→ **Provided data**:
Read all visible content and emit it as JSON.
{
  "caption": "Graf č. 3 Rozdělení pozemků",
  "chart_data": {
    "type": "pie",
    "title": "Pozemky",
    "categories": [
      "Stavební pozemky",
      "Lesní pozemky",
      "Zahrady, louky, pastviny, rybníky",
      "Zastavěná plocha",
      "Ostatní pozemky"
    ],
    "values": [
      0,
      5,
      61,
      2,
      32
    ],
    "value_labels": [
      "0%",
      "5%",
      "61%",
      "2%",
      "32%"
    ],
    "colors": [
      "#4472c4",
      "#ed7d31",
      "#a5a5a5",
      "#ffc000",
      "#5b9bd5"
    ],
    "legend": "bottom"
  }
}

* * *

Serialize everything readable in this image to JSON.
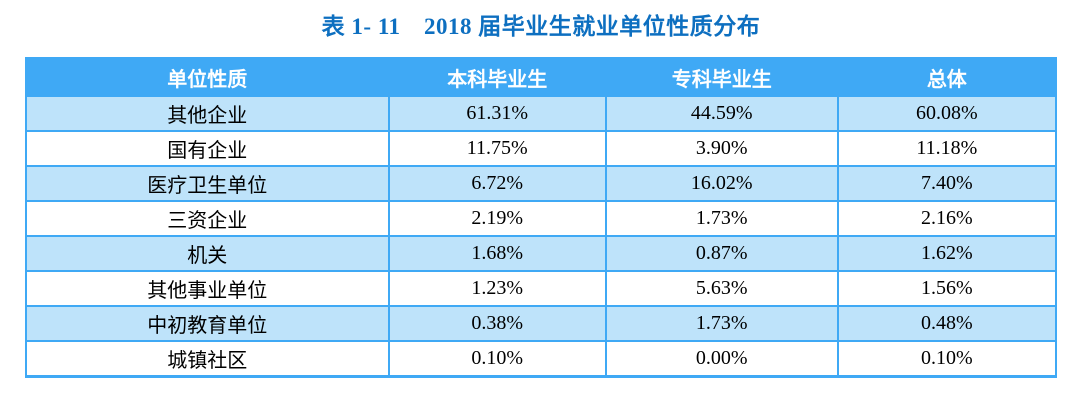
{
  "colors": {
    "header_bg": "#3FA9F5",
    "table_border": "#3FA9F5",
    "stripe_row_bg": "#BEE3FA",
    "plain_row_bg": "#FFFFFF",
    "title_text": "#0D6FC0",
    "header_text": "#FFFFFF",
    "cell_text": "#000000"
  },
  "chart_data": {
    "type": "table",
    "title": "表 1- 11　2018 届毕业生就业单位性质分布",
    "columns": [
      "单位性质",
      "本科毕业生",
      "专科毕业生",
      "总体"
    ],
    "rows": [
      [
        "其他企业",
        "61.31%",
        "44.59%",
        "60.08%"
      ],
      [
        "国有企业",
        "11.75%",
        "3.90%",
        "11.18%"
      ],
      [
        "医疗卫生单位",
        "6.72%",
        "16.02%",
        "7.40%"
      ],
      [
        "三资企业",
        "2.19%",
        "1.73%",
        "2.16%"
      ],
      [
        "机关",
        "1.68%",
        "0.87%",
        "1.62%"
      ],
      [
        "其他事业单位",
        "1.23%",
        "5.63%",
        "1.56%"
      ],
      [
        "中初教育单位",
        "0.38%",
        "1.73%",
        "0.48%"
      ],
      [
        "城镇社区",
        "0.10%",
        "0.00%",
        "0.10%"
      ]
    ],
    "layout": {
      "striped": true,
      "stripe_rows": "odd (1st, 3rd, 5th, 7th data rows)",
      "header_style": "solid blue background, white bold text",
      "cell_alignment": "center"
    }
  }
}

→ **Set exercise**: Say only how many lines in the records carry the word "FFFFFF".

→ **Result for this task**: 2